DATA SECTION:
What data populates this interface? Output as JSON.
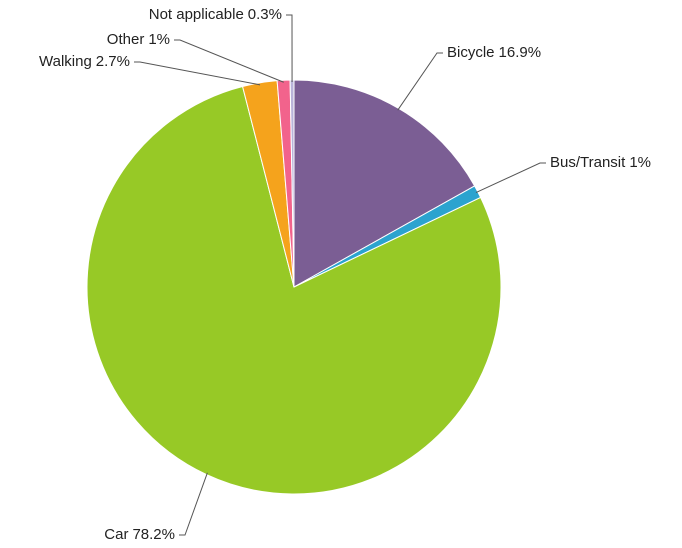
{
  "chart_data": {
    "type": "pie",
    "categories": [
      "Bicycle",
      "Bus/Transit",
      "Car",
      "Walking",
      "Other",
      "Not applicable"
    ],
    "values": [
      16.9,
      1,
      78.2,
      2.7,
      1,
      0.3
    ],
    "value_labels": [
      "16.9%",
      "1%",
      "78.2%",
      "2.7%",
      "1%",
      "0.3%"
    ],
    "colors": [
      "#7b5e94",
      "#2ba3cf",
      "#97c926",
      "#f5a31c",
      "#f2638c",
      "#b9b3d9"
    ]
  }
}
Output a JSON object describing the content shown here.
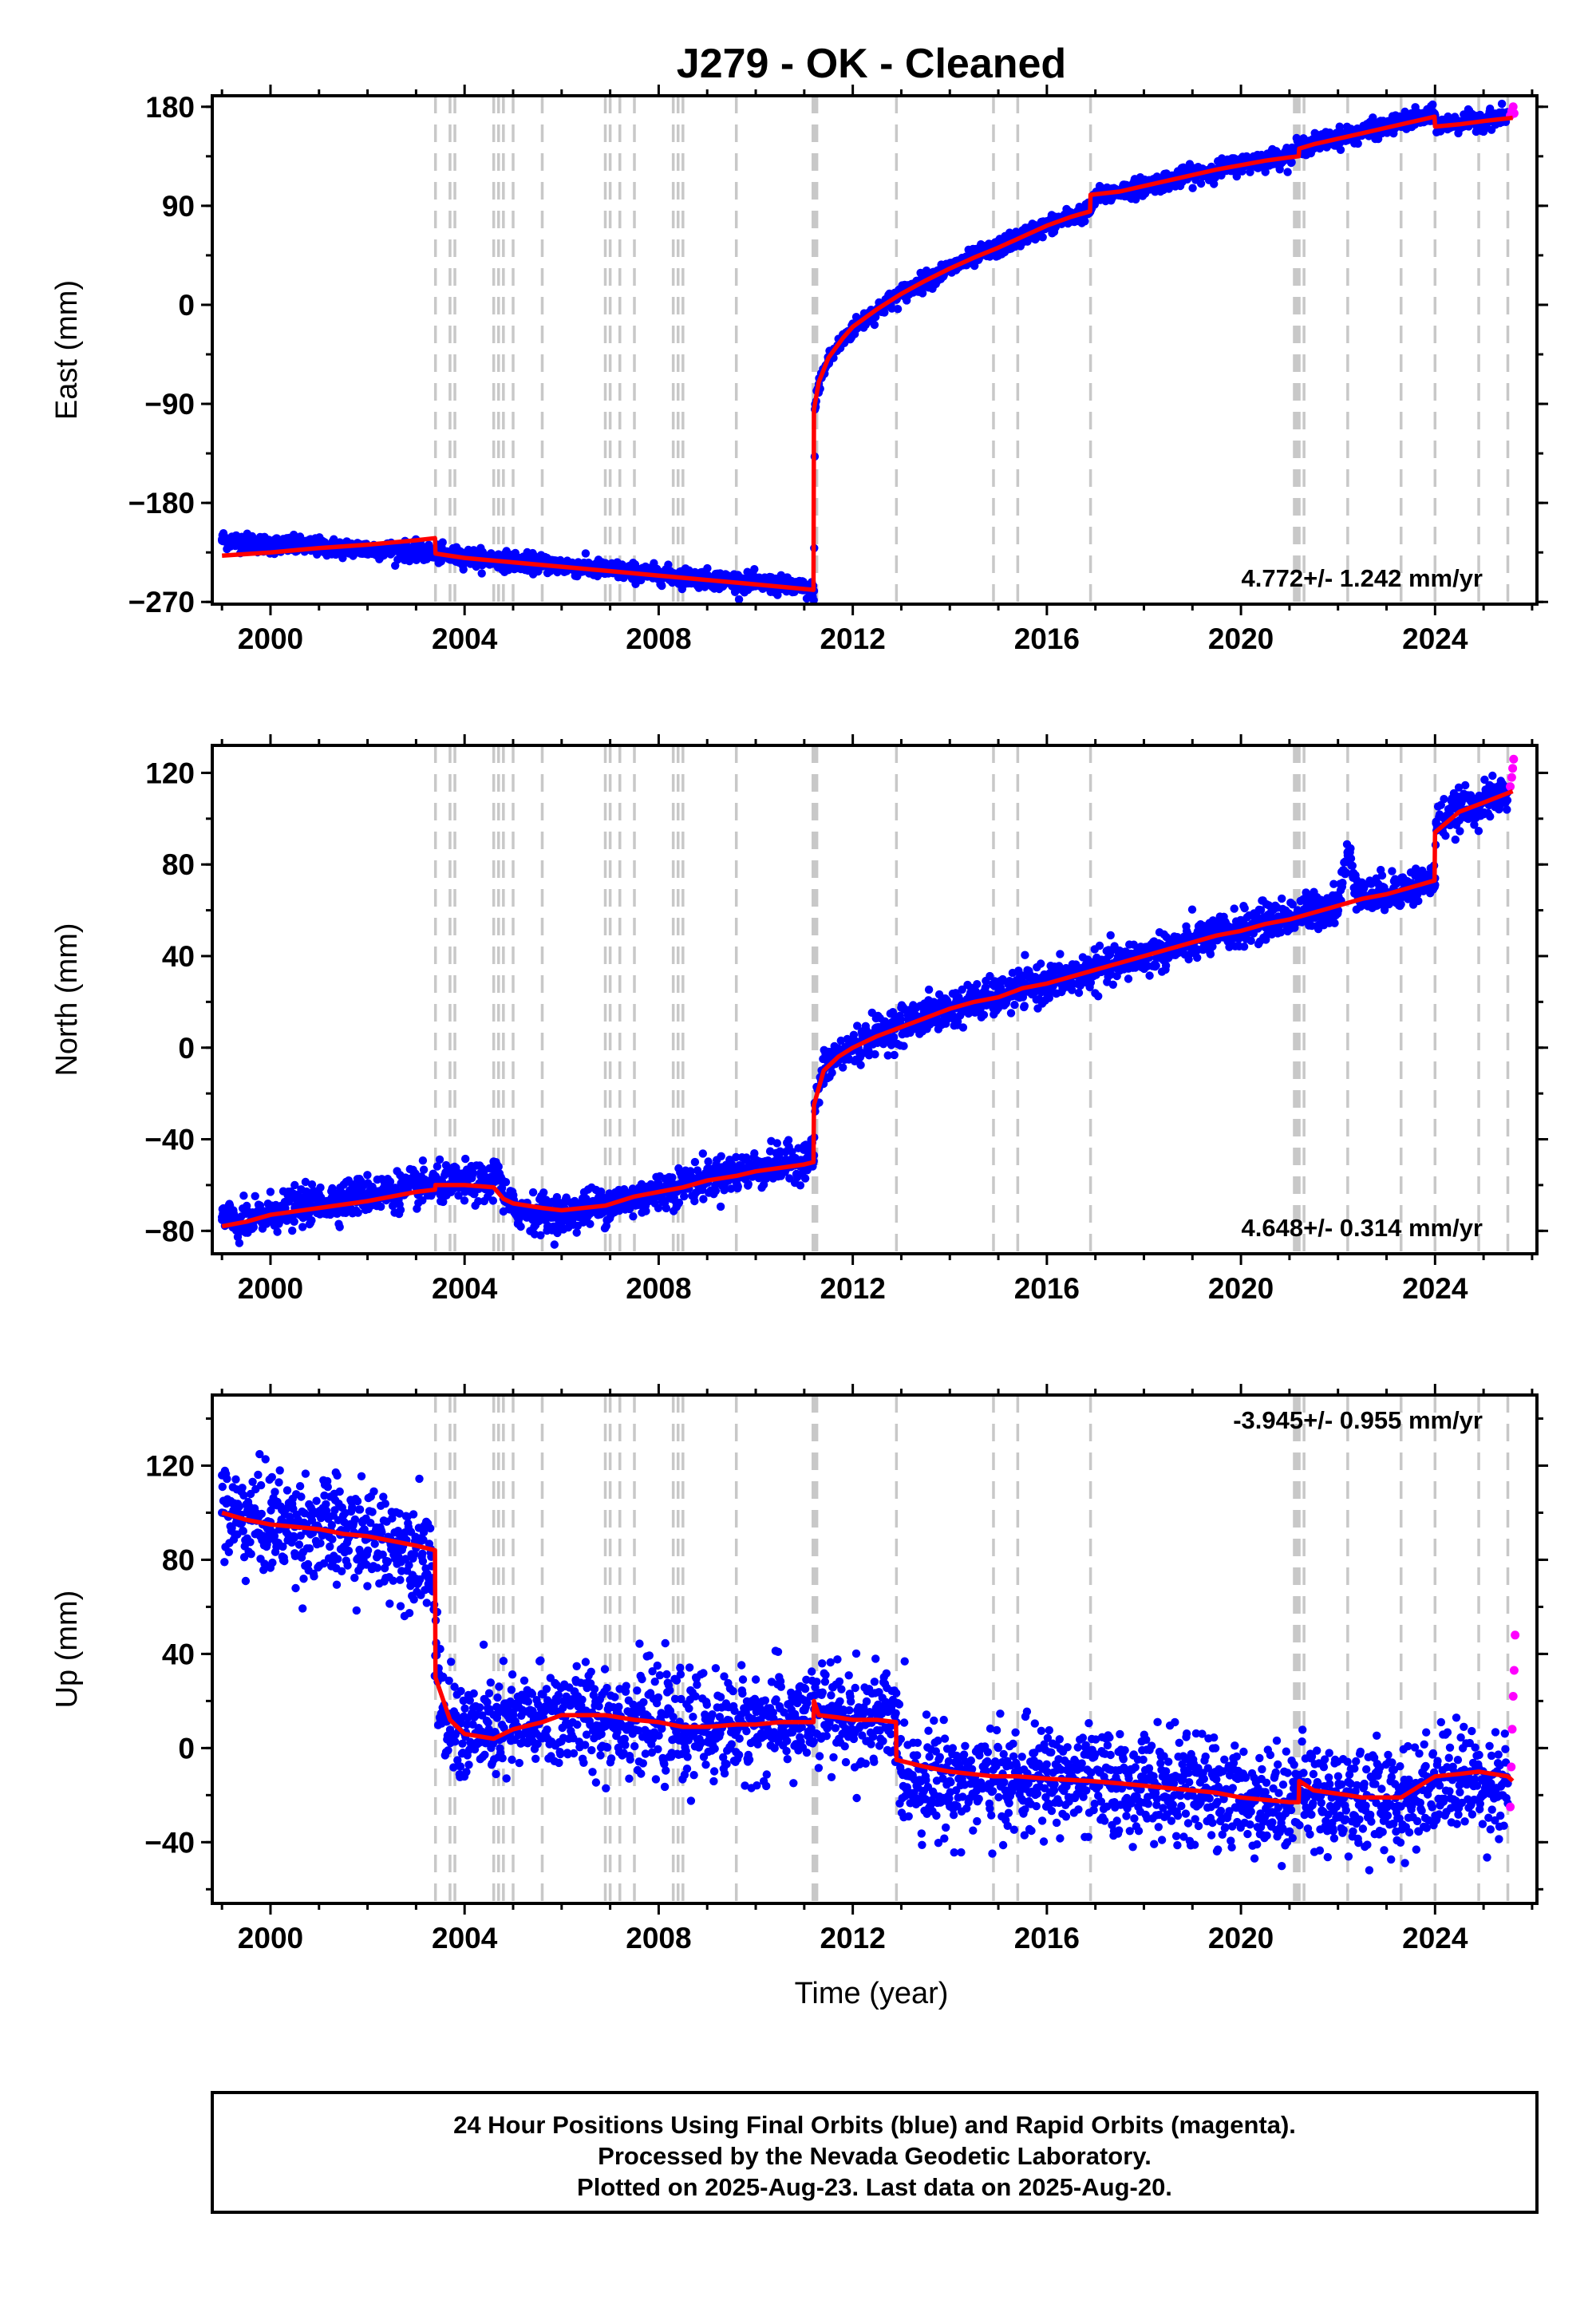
{
  "title": "J279  - OK - Cleaned",
  "footer": {
    "lines": [
      "24 Hour Positions Using Final Orbits (blue) and Rapid Orbits (magenta).",
      "Processed by the Nevada Geodetic Laboratory.",
      "Plotted on 2025-Aug-23. Last data on 2025-Aug-20."
    ]
  },
  "colors": {
    "final_orbits": "#0000ff",
    "rapid_orbits": "#ff00ff",
    "model": "#ff0000",
    "event_lines": "#c8c8c8",
    "frame": "#000000"
  },
  "chart_data": [
    {
      "type": "scatter",
      "ylabel": "East (mm)",
      "xlabel": "",
      "xlim": [
        1998.8,
        2026.1
      ],
      "ylim": [
        -272,
        190
      ],
      "xticks": [
        2000,
        2004,
        2008,
        2012,
        2016,
        2020,
        2024
      ],
      "yticks": [
        180,
        90,
        0,
        -90,
        -180,
        -270
      ],
      "ytick_labels": [
        "180",
        "90",
        "0",
        "−90",
        "−180",
        "−270"
      ],
      "rate_label": "4.772+/- 1.242 mm/yr",
      "rate_label_position": "bottom-right",
      "grid": false,
      "event_lines": [
        2003.4,
        2003.7,
        2003.8,
        2004.6,
        2004.7,
        2004.8,
        2005.0,
        2005.6,
        2006.9,
        2007.0,
        2007.2,
        2007.5,
        2008.3,
        2008.4,
        2008.5,
        2009.6,
        2011.18,
        2011.22,
        2011.26,
        2012.9,
        2014.9,
        2015.4,
        2016.9,
        2021.1,
        2021.15,
        2021.2,
        2021.3,
        2022.2,
        2023.3,
        2024.0,
        2024.9,
        2025.5
      ],
      "series": [
        {
          "name": "Final Orbits",
          "color": "#0000ff",
          "x": [
            1999.0,
            1999.5,
            2000.0,
            2000.5,
            2001.0,
            2001.5,
            2002.0,
            2002.5,
            2003.0,
            2003.4,
            2003.7,
            2004.0,
            2004.5,
            2005.0,
            2005.5,
            2006.0,
            2006.5,
            2007.0,
            2007.5,
            2008.0,
            2008.5,
            2009.0,
            2009.5,
            2010.0,
            2010.5,
            2011.0,
            2011.2,
            2011.22,
            2011.3,
            2011.5,
            2011.8,
            2012.0,
            2012.5,
            2013.0,
            2013.5,
            2014.0,
            2014.5,
            2015.0,
            2015.5,
            2016.0,
            2016.5,
            2016.9,
            2017.0,
            2017.5,
            2018.0,
            2018.5,
            2019.0,
            2019.5,
            2020.0,
            2020.5,
            2021.0,
            2021.2,
            2021.5,
            2022.0,
            2022.5,
            2023.0,
            2023.5,
            2024.0,
            2024.05,
            2024.5,
            2025.0,
            2025.5
          ],
          "y": [
            -213,
            -216,
            -218,
            -219,
            -220,
            -221,
            -222,
            -223,
            -224,
            -226,
            -228,
            -229,
            -231,
            -233,
            -235,
            -237,
            -239,
            -241,
            -243,
            -245,
            -247,
            -249,
            -251,
            -253,
            -255,
            -258,
            -260,
            -95,
            -72,
            -50,
            -32,
            -22,
            -5,
            10,
            22,
            33,
            43,
            52,
            62,
            72,
            80,
            86,
            98,
            103,
            108,
            113,
            118,
            123,
            128,
            132,
            136,
            143,
            147,
            152,
            157,
            162,
            168,
            172,
            163,
            166,
            168,
            172
          ]
        },
        {
          "name": "Rapid Orbits",
          "color": "#ff00ff",
          "x": [
            2025.55,
            2025.58,
            2025.61,
            2025.63
          ],
          "y": [
            172,
            176,
            180,
            174
          ]
        }
      ],
      "model": {
        "color": "#ff0000",
        "x": [
          1999.0,
          2000.0,
          2001.0,
          2002.0,
          2003.0,
          2003.39,
          2003.4,
          2004.0,
          2005.0,
          2006.0,
          2007.0,
          2008.0,
          2009.0,
          2010.0,
          2011.19,
          2011.2,
          2011.3,
          2011.5,
          2011.8,
          2012.0,
          2012.5,
          2013.0,
          2013.5,
          2014.0,
          2014.5,
          2015.0,
          2015.5,
          2016.0,
          2016.5,
          2016.89,
          2016.9,
          2017.5,
          2018.0,
          2018.5,
          2019.0,
          2019.5,
          2020.0,
          2020.5,
          2021.0,
          2021.19,
          2021.2,
          2021.5,
          2022.0,
          2022.5,
          2023.0,
          2023.5,
          2023.99,
          2024.0,
          2024.5,
          2025.0,
          2025.6
        ],
        "y": [
          -228,
          -225,
          -221,
          -218,
          -214,
          -212,
          -226,
          -230,
          -234,
          -238,
          -242,
          -246,
          -250,
          -254,
          -259,
          -95,
          -70,
          -48,
          -30,
          -20,
          -4,
          10,
          22,
          33,
          43,
          52,
          62,
          72,
          80,
          85,
          100,
          103,
          108,
          113,
          118,
          123,
          127,
          131,
          134,
          135,
          142,
          146,
          151,
          156,
          161,
          166,
          171,
          162,
          164,
          167,
          170
        ]
      }
    },
    {
      "type": "scatter",
      "ylabel": "North (mm)",
      "xlabel": "",
      "xlim": [
        1998.8,
        2026.1
      ],
      "ylim": [
        -90,
        132
      ],
      "xticks": [
        2000,
        2004,
        2008,
        2012,
        2016,
        2020,
        2024
      ],
      "yticks": [
        120,
        80,
        40,
        0,
        -40,
        -80
      ],
      "ytick_labels": [
        "120",
        "80",
        "40",
        "0",
        "−40",
        "−80"
      ],
      "rate_label": "4.648+/- 0.314 mm/yr",
      "rate_label_position": "bottom-right",
      "grid": false,
      "event_lines": [
        2003.4,
        2003.7,
        2003.8,
        2004.6,
        2004.7,
        2004.8,
        2005.0,
        2005.6,
        2006.9,
        2007.0,
        2007.2,
        2007.5,
        2008.3,
        2008.4,
        2008.5,
        2009.6,
        2011.18,
        2011.22,
        2011.26,
        2012.9,
        2014.9,
        2015.4,
        2016.9,
        2021.1,
        2021.15,
        2021.2,
        2021.3,
        2022.2,
        2023.3,
        2024.0,
        2024.9,
        2025.5
      ],
      "series": [
        {
          "name": "Final Orbits",
          "color": "#0000ff",
          "x": [
            1999.0,
            1999.3,
            1999.6,
            2000.0,
            2000.5,
            2001.0,
            2001.5,
            2002.0,
            2002.5,
            2003.0,
            2003.5,
            2004.0,
            2004.5,
            2004.7,
            2004.8,
            2005.0,
            2005.5,
            2006.0,
            2006.5,
            2007.0,
            2007.5,
            2008.0,
            2008.5,
            2009.0,
            2009.5,
            2010.0,
            2010.5,
            2011.0,
            2011.2,
            2011.22,
            2011.4,
            2011.6,
            2012.0,
            2012.5,
            2013.0,
            2013.5,
            2014.0,
            2014.5,
            2015.0,
            2015.5,
            2016.0,
            2016.5,
            2017.0,
            2017.5,
            2018.0,
            2018.5,
            2019.0,
            2019.5,
            2020.0,
            2020.5,
            2021.0,
            2021.5,
            2022.0,
            2022.2,
            2022.5,
            2023.0,
            2023.5,
            2024.0,
            2024.02,
            2024.5,
            2025.0,
            2025.5
          ],
          "y": [
            -74,
            -77,
            -76,
            -72,
            -70,
            -68,
            -66,
            -64,
            -63,
            -61,
            -60,
            -59,
            -60,
            -52,
            -66,
            -70,
            -72,
            -73,
            -70,
            -68,
            -66,
            -63,
            -60,
            -57,
            -55,
            -53,
            -51,
            -49,
            -47,
            -25,
            -10,
            -5,
            0,
            6,
            10,
            14,
            17,
            20,
            22,
            26,
            28,
            31,
            34,
            37,
            40,
            43,
            46,
            49,
            52,
            55,
            57,
            60,
            63,
            84,
            65,
            68,
            70,
            74,
            98,
            104,
            107,
            112
          ]
        },
        {
          "name": "Rapid Orbits",
          "color": "#ff00ff",
          "x": [
            2025.55,
            2025.58,
            2025.6,
            2025.62
          ],
          "y": [
            114,
            118,
            122,
            126
          ]
        }
      ],
      "model": {
        "color": "#ff0000",
        "x": [
          1999.0,
          1999.5,
          2000.0,
          2001.0,
          2002.0,
          2003.0,
          2003.39,
          2003.4,
          2004.0,
          2004.6,
          2004.8,
          2005.0,
          2005.6,
          2006.0,
          2006.9,
          2007.5,
          2008.0,
          2008.5,
          2009.0,
          2009.6,
          2010.0,
          2011.0,
          2011.19,
          2011.2,
          2011.4,
          2011.7,
          2012.0,
          2012.5,
          2013.0,
          2013.5,
          2014.0,
          2014.5,
          2015.0,
          2015.5,
          2016.0,
          2016.5,
          2017.0,
          2017.5,
          2018.0,
          2018.5,
          2019.0,
          2019.5,
          2020.0,
          2020.5,
          2021.0,
          2021.5,
          2022.0,
          2022.5,
          2023.0,
          2023.5,
          2023.99,
          2024.0,
          2024.5,
          2025.0,
          2025.6
        ],
        "y": [
          -78,
          -76,
          -73,
          -70,
          -67,
          -63,
          -62,
          -60,
          -60,
          -61,
          -66,
          -68,
          -70,
          -71,
          -69,
          -65,
          -63,
          -61,
          -58,
          -56,
          -54,
          -51,
          -50,
          -25,
          -10,
          -4,
          0,
          5,
          9,
          13,
          17,
          20,
          22,
          26,
          28,
          31,
          34,
          37,
          40,
          43,
          46,
          49,
          51,
          54,
          56,
          59,
          62,
          65,
          67,
          70,
          73,
          94,
          103,
          107,
          112
        ]
      }
    },
    {
      "type": "scatter",
      "ylabel": "Up (mm)",
      "xlabel": "Time (year)",
      "xlim": [
        1998.8,
        2026.1
      ],
      "ylim": [
        -66,
        150
      ],
      "xticks": [
        2000,
        2004,
        2008,
        2012,
        2016,
        2020,
        2024
      ],
      "yticks": [
        120,
        80,
        40,
        0,
        -40
      ],
      "ytick_labels": [
        "120",
        "80",
        "40",
        "0",
        "−40"
      ],
      "rate_label": "-3.945+/- 0.955 mm/yr",
      "rate_label_position": "top-right",
      "grid": false,
      "event_lines": [
        2003.4,
        2003.7,
        2003.8,
        2004.6,
        2004.7,
        2004.8,
        2005.0,
        2005.6,
        2006.9,
        2007.0,
        2007.2,
        2007.5,
        2008.3,
        2008.4,
        2008.5,
        2009.6,
        2011.18,
        2011.22,
        2011.26,
        2012.9,
        2014.9,
        2015.4,
        2016.9,
        2021.1,
        2021.15,
        2021.2,
        2021.3,
        2022.2,
        2023.3,
        2024.0,
        2024.9,
        2025.5
      ],
      "series": [
        {
          "name": "Final Orbits",
          "color": "#0000ff",
          "x": [
            1999.0,
            1999.3,
            1999.6,
            2000.0,
            2000.5,
            2001.0,
            2001.5,
            2002.0,
            2002.5,
            2003.0,
            2003.3,
            2003.5,
            2004.0,
            2004.5,
            2005.0,
            2005.5,
            2006.0,
            2006.5,
            2007.0,
            2007.5,
            2008.0,
            2008.5,
            2009.0,
            2009.5,
            2010.0,
            2010.5,
            2011.0,
            2011.3,
            2011.6,
            2012.0,
            2012.5,
            2012.9,
            2013.0,
            2013.5,
            2014.0,
            2014.5,
            2015.0,
            2015.5,
            2016.0,
            2016.5,
            2017.0,
            2017.5,
            2018.0,
            2018.5,
            2019.0,
            2019.5,
            2020.0,
            2020.5,
            2021.0,
            2021.2,
            2021.5,
            2022.0,
            2022.5,
            2023.0,
            2023.5,
            2024.0,
            2024.5,
            2025.0,
            2025.5
          ],
          "y": [
            100,
            98,
            97,
            96,
            94,
            93,
            91,
            89,
            87,
            85,
            83,
            12,
            6,
            8,
            9,
            12,
            14,
            13,
            13,
            12,
            10,
            8,
            9,
            9,
            10,
            11,
            12,
            14,
            13,
            12,
            12,
            11,
            -10,
            -12,
            -14,
            -14,
            -14,
            -15,
            -13,
            -14,
            -15,
            -16,
            -15,
            -17,
            -18,
            -19,
            -21,
            -22,
            -22,
            -18,
            -20,
            -21,
            -22,
            -22,
            -21,
            -14,
            -13,
            -14,
            -15
          ]
        },
        {
          "name": "Rapid Orbits",
          "color": "#ff00ff",
          "x": [
            2025.55,
            2025.57,
            2025.59,
            2025.61,
            2025.63,
            2025.65
          ],
          "y": [
            -25,
            -8,
            8,
            22,
            33,
            48
          ]
        }
      ],
      "model": {
        "color": "#ff0000",
        "x": [
          1999.0,
          1999.5,
          2000.0,
          2000.5,
          2001.0,
          2001.5,
          2002.0,
          2002.5,
          2003.0,
          2003.39,
          2003.4,
          2003.7,
          2004.0,
          2004.6,
          2005.0,
          2005.6,
          2006.0,
          2006.9,
          2007.5,
          2008.0,
          2008.5,
          2009.0,
          2009.6,
          2010.0,
          2010.5,
          2011.19,
          2011.2,
          2011.3,
          2011.7,
          2012.0,
          2012.5,
          2012.89,
          2012.9,
          2013.5,
          2014.0,
          2014.9,
          2015.4,
          2016.0,
          2016.9,
          2017.5,
          2018.0,
          2018.5,
          2019.0,
          2019.5,
          2020.0,
          2020.5,
          2021.0,
          2021.19,
          2021.2,
          2021.5,
          2022.2,
          2022.5,
          2023.3,
          2024.0,
          2024.5,
          2024.9,
          2025.5,
          2025.6
        ],
        "y": [
          100,
          97,
          95,
          94,
          93,
          91,
          90,
          88,
          86,
          84,
          30,
          12,
          6,
          4,
          8,
          11,
          14,
          14,
          12,
          11,
          9,
          9,
          10,
          10,
          11,
          11,
          20,
          14,
          13,
          12,
          12,
          11,
          -5,
          -8,
          -10,
          -12,
          -12,
          -13,
          -14,
          -15,
          -16,
          -17,
          -18,
          -19,
          -21,
          -22,
          -23,
          -23,
          -14,
          -18,
          -20,
          -21,
          -21,
          -12,
          -11,
          -10,
          -12,
          -14
        ]
      }
    }
  ]
}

EXERCISE DIRECTIONS: Each line above that holds the string "ylabel" should be copied and shown.

SOLUTION TO THIS TASK:
      "ylabel": "East (mm)",
      "ylabel": "North (mm)",
      "ylabel": "Up (mm)",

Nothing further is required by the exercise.